Иногда, чтобы вырвать наказание желательных «размеров» у слишком снисходительного окружения, такие личности демонстрируют асоциальное поведение и даже совершают преступления. Это влечение к нарушениям не ради обогащения, а ради наказания. Другие вырабатывают компульсию в виде исповеди: они регулярно посещают терапевта, священника, родственников с подробными рассказами о новых дурных поступках. Исповедуются и ждут наказания. И если наказания не последует, «грешник» приходит в замешательство.
Многие алкоголики включаются в систему поиска чрезмерного наказания через психологическую игру, которую Э. Берн называет «Алкоголик», а Р. Поттер-Эфрон — «Пьяница и Сука». Собственно, две главные роли в этих играх идентичны: аддикт и соаддикт, соответственно Алкоголик/наркоман (Пьяница) и его Преследователь (Сука), он же Спаситель. В роли Преследователя, как правило, выступает жена аддикта: постоянно ругая его за пьянство, она с тем же постоянством уговаривает его лечиться, исполняя партию Спасителя. Бывает, что в качестве Спасителя выступает врач-нарколог: он лечит Пьяницу и даже успешно, добивается определенных результатов (например, полгода воздержания от выпивки), врач и пациент радостно поздравляют друг друга, а на другой день Пьяница опять под забором. Позднее, в связи с развитием игры и с ухудшением здоровья, Алкоголику/наркоману уже не требуется ни Спаситель, ни Преследователь, но он готов терпеть их, если эти двое обеспечивают Пьянице необходимые условия для жизни. Алкоголик/наркоман пойдет в любую благотворительную организацию и вытерпит любой скандал, если надеется на подачку. Это испытание позволит ему сыграть очередной кон психологической игры.

ДАННЫЕ ДЛЯ АНАЛИЗА:
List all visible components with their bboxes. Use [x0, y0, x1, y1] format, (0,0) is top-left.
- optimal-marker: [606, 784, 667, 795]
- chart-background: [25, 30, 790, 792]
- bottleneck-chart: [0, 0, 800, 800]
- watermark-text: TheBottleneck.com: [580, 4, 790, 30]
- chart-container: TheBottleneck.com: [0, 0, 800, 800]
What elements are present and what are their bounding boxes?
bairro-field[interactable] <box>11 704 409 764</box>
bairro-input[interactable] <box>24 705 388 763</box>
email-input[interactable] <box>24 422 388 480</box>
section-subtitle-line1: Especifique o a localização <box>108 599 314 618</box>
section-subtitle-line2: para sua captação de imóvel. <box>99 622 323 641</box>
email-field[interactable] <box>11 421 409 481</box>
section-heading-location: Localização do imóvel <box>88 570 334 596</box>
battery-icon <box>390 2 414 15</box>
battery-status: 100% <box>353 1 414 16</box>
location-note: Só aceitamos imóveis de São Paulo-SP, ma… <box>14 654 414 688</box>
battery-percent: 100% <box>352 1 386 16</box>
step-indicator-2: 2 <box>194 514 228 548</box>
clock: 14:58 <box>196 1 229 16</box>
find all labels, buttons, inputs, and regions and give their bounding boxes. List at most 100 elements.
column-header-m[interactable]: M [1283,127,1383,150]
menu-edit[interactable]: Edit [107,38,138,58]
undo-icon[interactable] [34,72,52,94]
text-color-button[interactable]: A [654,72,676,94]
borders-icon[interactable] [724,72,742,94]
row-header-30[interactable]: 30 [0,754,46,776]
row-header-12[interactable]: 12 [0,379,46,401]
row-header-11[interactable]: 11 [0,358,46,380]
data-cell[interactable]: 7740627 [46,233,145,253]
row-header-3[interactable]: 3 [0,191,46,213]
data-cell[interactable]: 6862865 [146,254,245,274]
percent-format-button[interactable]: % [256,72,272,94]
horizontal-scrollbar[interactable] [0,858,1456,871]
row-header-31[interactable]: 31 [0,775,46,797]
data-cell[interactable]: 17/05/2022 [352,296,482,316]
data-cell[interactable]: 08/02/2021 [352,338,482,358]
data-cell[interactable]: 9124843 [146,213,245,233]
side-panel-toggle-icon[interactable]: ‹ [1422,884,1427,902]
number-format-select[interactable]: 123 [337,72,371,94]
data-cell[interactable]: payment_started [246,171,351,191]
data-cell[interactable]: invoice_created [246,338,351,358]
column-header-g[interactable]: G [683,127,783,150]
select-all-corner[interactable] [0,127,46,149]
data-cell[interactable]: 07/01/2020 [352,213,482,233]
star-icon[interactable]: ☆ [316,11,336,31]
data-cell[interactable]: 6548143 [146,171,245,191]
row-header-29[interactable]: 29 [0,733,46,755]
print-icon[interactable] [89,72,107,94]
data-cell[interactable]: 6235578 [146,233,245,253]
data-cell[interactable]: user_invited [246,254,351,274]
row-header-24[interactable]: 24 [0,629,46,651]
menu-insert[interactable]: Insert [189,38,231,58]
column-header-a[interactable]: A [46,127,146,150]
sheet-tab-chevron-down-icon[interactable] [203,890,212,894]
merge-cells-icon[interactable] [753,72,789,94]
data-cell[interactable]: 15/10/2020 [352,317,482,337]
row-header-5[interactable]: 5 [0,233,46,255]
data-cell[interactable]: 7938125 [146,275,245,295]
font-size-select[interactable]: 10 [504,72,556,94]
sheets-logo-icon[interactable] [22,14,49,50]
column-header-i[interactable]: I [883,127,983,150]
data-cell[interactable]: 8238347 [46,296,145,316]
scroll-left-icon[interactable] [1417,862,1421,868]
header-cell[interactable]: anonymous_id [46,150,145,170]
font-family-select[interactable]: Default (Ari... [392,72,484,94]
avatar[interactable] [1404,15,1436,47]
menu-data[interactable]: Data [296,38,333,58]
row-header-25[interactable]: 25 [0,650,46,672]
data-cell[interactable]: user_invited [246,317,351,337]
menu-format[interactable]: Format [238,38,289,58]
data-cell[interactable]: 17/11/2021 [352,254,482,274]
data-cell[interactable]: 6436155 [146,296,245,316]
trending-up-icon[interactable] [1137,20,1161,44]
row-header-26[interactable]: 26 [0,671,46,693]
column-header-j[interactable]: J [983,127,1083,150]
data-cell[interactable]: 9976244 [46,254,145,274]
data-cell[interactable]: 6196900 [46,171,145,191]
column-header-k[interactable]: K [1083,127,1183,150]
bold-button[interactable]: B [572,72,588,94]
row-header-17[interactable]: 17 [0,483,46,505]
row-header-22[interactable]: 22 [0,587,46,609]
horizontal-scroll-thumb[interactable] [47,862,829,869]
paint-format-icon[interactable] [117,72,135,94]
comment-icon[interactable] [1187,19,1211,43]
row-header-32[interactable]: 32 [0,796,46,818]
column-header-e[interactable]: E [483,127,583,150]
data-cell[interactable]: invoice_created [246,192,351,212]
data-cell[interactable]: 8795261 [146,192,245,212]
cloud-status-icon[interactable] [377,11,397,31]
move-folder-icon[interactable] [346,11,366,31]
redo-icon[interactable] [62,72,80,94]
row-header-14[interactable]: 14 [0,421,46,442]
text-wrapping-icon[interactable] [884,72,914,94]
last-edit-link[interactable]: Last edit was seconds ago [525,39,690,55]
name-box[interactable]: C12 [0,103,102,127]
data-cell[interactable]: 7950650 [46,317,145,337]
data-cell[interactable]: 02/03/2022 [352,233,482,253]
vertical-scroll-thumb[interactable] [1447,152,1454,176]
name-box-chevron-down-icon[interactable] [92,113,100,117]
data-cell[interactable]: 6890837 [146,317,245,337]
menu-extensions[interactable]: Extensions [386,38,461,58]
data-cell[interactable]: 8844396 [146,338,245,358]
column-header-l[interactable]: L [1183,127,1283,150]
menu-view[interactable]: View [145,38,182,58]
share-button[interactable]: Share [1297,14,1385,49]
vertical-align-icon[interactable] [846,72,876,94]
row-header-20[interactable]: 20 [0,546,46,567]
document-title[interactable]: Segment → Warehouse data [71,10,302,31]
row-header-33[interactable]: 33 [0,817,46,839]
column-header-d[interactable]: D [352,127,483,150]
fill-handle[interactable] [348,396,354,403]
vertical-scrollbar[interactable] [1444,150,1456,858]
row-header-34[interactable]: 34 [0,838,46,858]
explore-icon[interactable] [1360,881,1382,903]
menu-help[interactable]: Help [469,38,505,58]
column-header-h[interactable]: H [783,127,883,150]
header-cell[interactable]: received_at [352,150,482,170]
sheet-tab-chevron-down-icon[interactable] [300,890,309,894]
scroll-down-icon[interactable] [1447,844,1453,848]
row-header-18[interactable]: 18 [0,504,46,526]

ЗАДАНИЕ 1:
Ответьте на вопросы по исходному тексту.
(a) Кого регулярно посещают люди, у которых вырабатывается компульсия в виде исповеди?
(b) Как называет психологическую игру Р. Поттер-Эфрон?
(c) Кто, как правило, выступает в роли Преследователя?
ЗАДАНИЕ 2:
Перепишите из исходного текста без изменений весь отрывок от слов «Иногда, чтобы вырвать» вплоть до слов «приходит в замешательство.».
Опирайтесь только на исходный текст.

РЕЗУЛЬТАТ ВЫПОЛНЕНИЯ 1:
(a) Терапевта, священника, родственников.
(b) «Пьяница и Сука».
(c) Жена аддикта.

РЕЗУЛЬТАТ ВЫПОЛНЕНИЯ 2:
Иногда, чтобы вырвать наказание желательных «размеров» у слишком снисходительного окружения, такие личности демонстрируют асоциальное поведение и даже совершают преступления. Это влечение к нарушениям не ради обогащения, а ради наказания. Другие вырабатывают компульсию в виде исповеди: они регулярно посещают терапевта, священника, родственников с подробными рассказами о новых дурных поступках. Исповедуются и ждут наказания. И если наказания не последует, «грешник» приходит в замешательство.